-- Problem --
Answer with one number: how many lines hold the string "description".

-- Provided material --
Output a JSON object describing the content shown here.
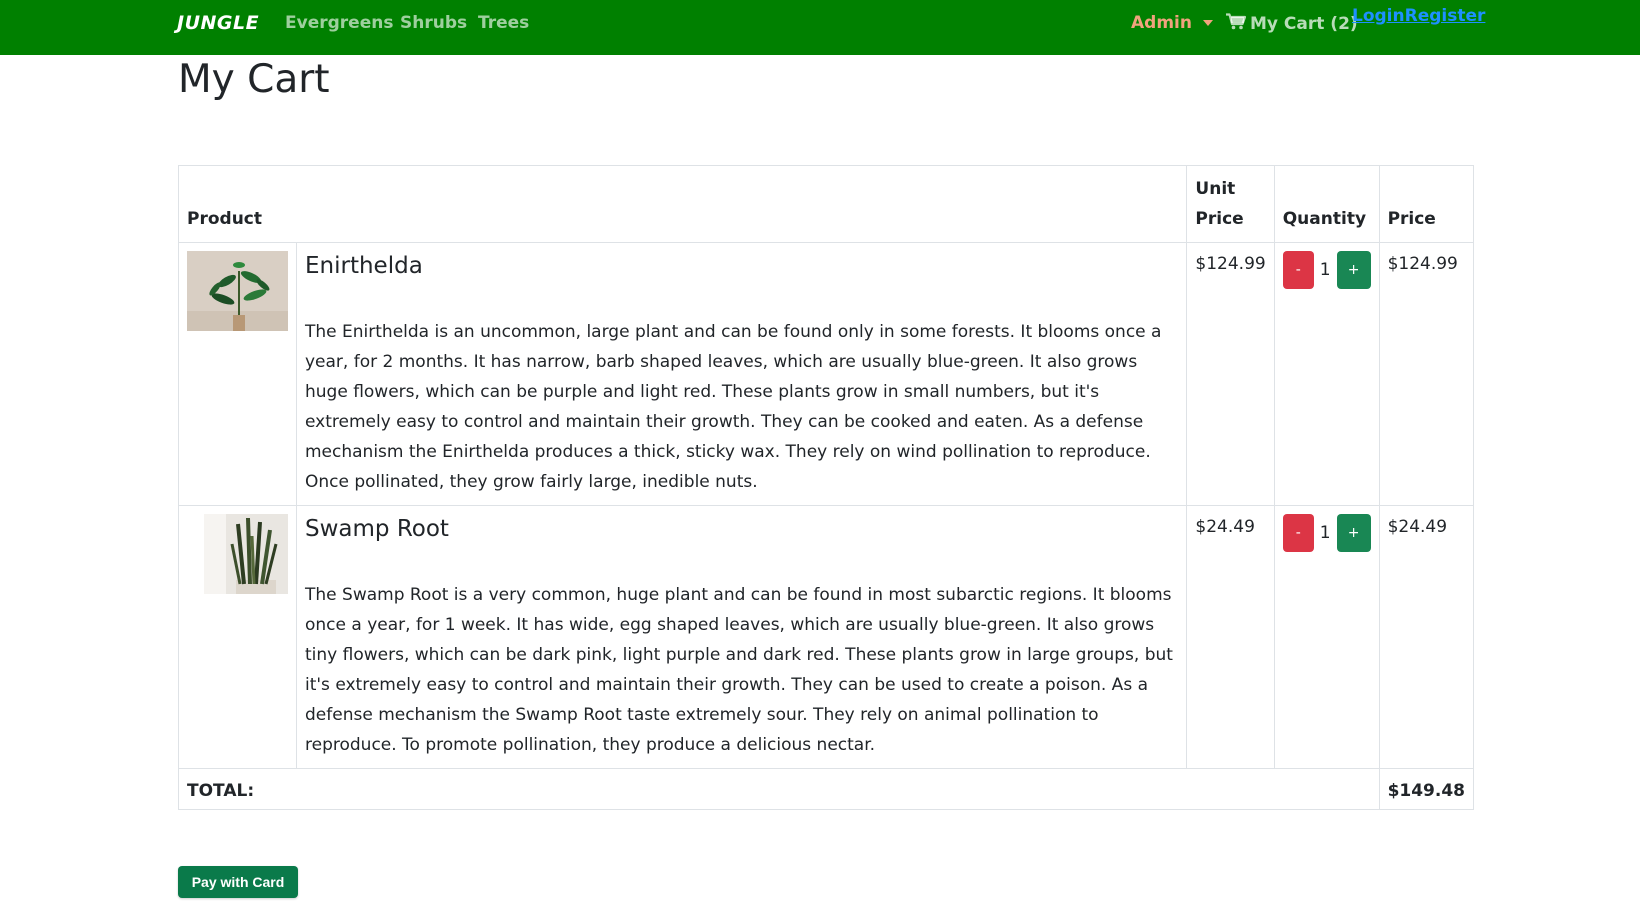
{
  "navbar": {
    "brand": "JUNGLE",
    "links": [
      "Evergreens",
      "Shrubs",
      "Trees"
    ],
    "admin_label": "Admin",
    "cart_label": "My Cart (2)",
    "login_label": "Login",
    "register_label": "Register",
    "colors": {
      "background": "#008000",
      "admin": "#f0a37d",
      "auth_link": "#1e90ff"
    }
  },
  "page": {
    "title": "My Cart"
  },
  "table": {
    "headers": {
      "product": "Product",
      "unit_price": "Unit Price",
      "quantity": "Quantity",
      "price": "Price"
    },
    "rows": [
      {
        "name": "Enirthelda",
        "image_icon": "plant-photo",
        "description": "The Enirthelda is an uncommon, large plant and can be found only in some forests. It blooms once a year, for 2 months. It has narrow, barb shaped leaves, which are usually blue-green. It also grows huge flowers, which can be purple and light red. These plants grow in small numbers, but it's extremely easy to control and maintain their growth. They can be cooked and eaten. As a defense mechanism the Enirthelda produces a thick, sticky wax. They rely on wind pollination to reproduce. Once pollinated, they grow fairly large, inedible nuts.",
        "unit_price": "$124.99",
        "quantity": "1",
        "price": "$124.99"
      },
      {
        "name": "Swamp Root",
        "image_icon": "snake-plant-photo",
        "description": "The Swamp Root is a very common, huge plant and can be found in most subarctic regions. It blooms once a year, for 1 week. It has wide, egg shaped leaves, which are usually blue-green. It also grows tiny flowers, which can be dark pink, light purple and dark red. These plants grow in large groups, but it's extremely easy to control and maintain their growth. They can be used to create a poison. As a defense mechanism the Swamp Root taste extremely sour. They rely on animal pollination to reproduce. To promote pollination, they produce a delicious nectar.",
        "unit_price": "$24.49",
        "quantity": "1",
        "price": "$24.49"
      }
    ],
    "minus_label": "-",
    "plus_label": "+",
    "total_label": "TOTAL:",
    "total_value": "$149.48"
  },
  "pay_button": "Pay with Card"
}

-- Final result --
2